## Document extract
============

The cocktails were just as smart and innovative as the food. My ‘Out of Dipping Sauce’ contained one of the menu’s only straightforward uses of fish sauce (if drinking fish sauce is ever straightforward) and blended with vodka, passionfruit liqueur, lemon, and nuoc cham syrup. Fish sauce is also in one of pastry chef Susan Bae’s desserts, as a fish sauce caramel accompanying a green curry sponge cake. The rest of the cocktail menu boasts cheeky Vietnam-ified reproductions of classic cocktail ingredients.

The orgeat is spiked with pho spices. The gin is infused with persimmon, the simple syrup is pandan flavored, and the vermouth mimics sâm bổ lượng, harnessing flavors of a classic Chinese cold dessert soup popular in Vietnam. Both cocktails and desserts cleverly twist savory, traditional ingredients in ways that make me wonder aloud, “Will I like that?” (And yes. Pho spices and fish sauce are far more versatile than I might expect.)

Domino effect

At 6:12pm, Tien was on a ladder with a huge grin spread across his face, screwing lightbulbs into chandeliers he had just hung in the new, freshly painted space on F Street Northwest, about a mile and a half away from Moon Rabbit’s former location at the InterContinental at the Wharf. The dining room filled up with diners who shrieked and greeted one another. It was unlike anything I’d seen before, except at family reunions.

Out of pure happenstance, I had dined at the old Moon Rabbit mere days before The Washington Post broke the explosive news of its sudden closure in May 2023 after it failed to unionize its staff. Eater DC referred to this as the “domino-effect demise of the restaurant a mere five hours later” and followed its “shell-shocked regulars [who] dropped everything and beelined to the Wharf for one more taste of chef Kevin Tien’s contemporary Vietnamese cooking.” The previous restaurant had been owned by the InterContinental, but Tien retained ownership of its name.

============

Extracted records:

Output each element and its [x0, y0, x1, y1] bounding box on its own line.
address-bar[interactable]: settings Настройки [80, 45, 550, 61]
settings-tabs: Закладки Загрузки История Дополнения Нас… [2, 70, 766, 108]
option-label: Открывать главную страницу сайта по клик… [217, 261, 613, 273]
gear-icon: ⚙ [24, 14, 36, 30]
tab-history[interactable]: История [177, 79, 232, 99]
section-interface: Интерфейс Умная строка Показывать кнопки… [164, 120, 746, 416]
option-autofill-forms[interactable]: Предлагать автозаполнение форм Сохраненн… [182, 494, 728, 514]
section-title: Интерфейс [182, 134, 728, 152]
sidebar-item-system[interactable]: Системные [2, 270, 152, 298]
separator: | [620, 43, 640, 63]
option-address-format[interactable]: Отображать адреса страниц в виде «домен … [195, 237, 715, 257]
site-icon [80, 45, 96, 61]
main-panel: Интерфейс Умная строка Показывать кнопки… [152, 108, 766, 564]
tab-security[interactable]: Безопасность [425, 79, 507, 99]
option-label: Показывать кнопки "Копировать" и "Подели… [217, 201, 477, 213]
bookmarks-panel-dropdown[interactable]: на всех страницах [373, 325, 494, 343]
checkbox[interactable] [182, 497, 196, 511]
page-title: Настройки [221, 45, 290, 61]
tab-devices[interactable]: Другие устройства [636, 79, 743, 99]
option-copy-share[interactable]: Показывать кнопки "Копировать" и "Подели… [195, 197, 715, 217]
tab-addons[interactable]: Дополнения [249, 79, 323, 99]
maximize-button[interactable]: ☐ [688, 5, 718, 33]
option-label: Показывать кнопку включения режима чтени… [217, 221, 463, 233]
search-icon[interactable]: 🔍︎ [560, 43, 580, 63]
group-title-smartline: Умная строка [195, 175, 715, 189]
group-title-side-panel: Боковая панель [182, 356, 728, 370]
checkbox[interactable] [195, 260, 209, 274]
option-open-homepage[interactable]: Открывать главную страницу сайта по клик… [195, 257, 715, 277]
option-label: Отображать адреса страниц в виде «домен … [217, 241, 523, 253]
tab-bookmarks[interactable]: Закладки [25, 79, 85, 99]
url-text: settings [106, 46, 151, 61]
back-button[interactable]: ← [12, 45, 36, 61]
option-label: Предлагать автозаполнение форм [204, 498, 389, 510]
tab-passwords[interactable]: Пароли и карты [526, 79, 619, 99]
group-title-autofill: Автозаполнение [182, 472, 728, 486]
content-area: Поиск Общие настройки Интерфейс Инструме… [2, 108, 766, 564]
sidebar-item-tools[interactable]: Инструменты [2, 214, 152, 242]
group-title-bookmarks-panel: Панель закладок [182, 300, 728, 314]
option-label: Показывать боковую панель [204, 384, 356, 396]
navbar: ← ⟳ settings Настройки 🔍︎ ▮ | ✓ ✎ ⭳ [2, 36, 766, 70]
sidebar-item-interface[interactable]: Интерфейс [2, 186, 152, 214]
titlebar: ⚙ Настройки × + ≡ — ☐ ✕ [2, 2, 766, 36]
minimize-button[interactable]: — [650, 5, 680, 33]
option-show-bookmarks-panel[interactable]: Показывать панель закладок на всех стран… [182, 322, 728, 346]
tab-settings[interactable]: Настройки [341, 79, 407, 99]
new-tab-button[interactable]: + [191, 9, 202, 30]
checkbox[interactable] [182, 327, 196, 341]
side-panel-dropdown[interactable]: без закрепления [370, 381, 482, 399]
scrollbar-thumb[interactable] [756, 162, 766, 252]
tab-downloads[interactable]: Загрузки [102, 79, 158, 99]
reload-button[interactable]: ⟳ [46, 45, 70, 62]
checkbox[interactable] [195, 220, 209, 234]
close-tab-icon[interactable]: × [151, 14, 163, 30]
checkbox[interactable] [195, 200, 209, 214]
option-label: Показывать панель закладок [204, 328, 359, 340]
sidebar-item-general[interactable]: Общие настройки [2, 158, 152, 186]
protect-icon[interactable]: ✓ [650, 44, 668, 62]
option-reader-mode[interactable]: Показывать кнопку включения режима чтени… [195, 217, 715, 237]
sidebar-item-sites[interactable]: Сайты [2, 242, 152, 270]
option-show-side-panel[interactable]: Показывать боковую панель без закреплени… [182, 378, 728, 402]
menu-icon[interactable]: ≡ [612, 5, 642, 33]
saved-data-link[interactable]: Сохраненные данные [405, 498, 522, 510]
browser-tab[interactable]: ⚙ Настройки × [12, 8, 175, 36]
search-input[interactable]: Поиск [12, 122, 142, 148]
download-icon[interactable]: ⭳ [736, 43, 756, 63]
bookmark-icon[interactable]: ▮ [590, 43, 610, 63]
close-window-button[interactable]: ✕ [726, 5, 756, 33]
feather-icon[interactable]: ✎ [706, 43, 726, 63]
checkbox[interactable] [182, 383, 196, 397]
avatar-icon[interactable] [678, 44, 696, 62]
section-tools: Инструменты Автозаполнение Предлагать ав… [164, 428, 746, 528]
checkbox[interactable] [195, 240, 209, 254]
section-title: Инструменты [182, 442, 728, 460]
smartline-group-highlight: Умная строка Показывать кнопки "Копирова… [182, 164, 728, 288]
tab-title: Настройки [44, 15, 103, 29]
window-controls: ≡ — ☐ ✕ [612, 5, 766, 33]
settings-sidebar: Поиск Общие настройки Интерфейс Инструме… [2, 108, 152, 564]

============

## Tasks to complete
[A] In the text about Moon Rabbit, turn the paragraph beginning "The orgeat is spiked" into a short bulleted list that keeps its main facts.
[B] Extend the text about Moon Rabbit with a few more paragraphs that pick up after its last sentence.

## Task-by-task results
[A]
- The orgeat is spiked with pho spices.
- The gin is infused with persimmon, and the simple syrup is pandan flavored.
- The vermouth mimics sâm bổ lượng, drawing on the flavors of a classic Chinese cold dessert soup popular in Vietnam.
- Both cocktails and desserts twist savory, traditional ingredients in ways that prompt the question "Will I like that?"
- Pho spices and fish sauce turn out to be far more versatile than expected.

[B]
The new Moon Rabbit opened as suddenly as the old had closed. Tien had signed the new lease four days prior. There wasn’t yet a sign hanging outside. Tien had spent the afternoon hanging light fixtures. He asked his staff to bring in random things from home to decorate the empty built-in shelves. He borrowed dining room chairs from José Andrés.

The Moon Rabbit team.

The Moon Rabbit team, with Kevin Tien (top right) and Susan Bae (bottom right). Credit: Rachel Paroan

Tien told me this and clasped his hands, as in prayer, “Thank you José! This really was a community effort.” There were no new hires. In a matter of days, he managed to wrangle his old staff, about 20 people, back from working in other restaurants. And the following day, the official day of their reopening, coincided with the start of Restaurant Week in DC. “Outsiders might think we’re crazy,” Tien remarked with a laugh.

In the weeks following, both Tien and Bae were recognized as semifinalists in the James Beard Foundation Awards this year. Their custom moss green furniture arrived from Turkey. The shelves have been filled with artefacts like tins of Café du Monde chicory coffee and throwback family photos.

“Now that we have been open a few weeks, it really feels like we have settled into our new permanent home,” says Tien.

The menu they’re serving today is similar to the one I enjoyed at the pre-opening of Moon Rabbit 2.0. Some of the sauces on the dishes have been tweaked, and they’ve since added an attractive $69 chef’s choice option that will grow later into a chef’s tasting menu.

Tien is no longer cooking within the confines of a large luxury hotel, and I ask him what the differences are between the old and new Moon Rabbits. “I like to say we’re completely different. We’re exploring deeper into Vietnamese cuisine. At the hotel, we had to be more mindful of making things more approachable. But now we can push Vietnamese food, push its flavors, compositions and the ideas of the dishes to retain a Vietnamese identity but [presented] in a new way. If someone eats here, I want them to think it tastes like my grandma’s food but doesn’t look anything like my grandma’s food.”